Each line in the entries below that holds the string "months" must be copied.

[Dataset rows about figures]
+ + + +

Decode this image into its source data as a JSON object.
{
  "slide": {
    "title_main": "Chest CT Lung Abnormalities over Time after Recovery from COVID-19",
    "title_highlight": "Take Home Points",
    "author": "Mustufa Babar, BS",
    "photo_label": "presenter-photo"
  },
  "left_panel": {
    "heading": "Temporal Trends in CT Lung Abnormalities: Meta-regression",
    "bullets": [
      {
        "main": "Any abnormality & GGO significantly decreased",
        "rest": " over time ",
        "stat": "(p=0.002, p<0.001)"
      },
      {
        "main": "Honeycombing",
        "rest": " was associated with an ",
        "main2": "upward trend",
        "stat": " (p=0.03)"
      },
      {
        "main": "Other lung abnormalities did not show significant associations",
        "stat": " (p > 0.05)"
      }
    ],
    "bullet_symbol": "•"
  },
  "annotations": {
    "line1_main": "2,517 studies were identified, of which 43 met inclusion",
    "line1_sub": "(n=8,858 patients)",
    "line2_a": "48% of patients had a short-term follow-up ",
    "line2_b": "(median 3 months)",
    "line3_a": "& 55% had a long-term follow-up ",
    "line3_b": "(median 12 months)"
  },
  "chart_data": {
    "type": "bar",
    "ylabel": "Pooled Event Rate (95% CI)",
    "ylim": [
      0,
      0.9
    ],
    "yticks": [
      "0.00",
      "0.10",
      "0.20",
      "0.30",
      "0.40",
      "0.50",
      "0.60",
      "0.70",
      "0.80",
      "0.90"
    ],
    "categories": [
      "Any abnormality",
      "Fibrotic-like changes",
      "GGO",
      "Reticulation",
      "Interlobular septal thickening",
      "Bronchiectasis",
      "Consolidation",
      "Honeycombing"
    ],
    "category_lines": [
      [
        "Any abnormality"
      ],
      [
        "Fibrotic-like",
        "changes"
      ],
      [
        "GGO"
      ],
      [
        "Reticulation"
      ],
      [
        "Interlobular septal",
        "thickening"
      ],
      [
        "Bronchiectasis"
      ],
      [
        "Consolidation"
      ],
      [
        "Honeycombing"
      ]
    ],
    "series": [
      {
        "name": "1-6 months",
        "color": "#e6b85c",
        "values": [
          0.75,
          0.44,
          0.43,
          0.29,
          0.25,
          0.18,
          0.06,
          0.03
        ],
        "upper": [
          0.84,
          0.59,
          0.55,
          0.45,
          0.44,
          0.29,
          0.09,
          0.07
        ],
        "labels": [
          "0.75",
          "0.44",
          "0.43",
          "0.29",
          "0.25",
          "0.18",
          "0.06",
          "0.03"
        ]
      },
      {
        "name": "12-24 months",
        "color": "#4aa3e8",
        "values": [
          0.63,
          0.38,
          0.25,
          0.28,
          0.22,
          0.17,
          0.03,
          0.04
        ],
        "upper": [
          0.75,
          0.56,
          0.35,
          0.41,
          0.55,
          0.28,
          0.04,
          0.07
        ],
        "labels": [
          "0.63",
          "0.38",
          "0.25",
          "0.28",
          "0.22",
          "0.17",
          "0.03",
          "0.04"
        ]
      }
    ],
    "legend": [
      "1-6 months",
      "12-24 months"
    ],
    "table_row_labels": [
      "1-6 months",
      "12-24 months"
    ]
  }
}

+ + + +

» **Answer to this exercise**
    "line2_b": "(median 3 months)",
    "line3_b": "(median 12 months)"
        "name": "1-6 months",
        "name": "12-24 months",
      "1-6 months",
      "12-24 months"
      "1-6 months",
      "12-24 months"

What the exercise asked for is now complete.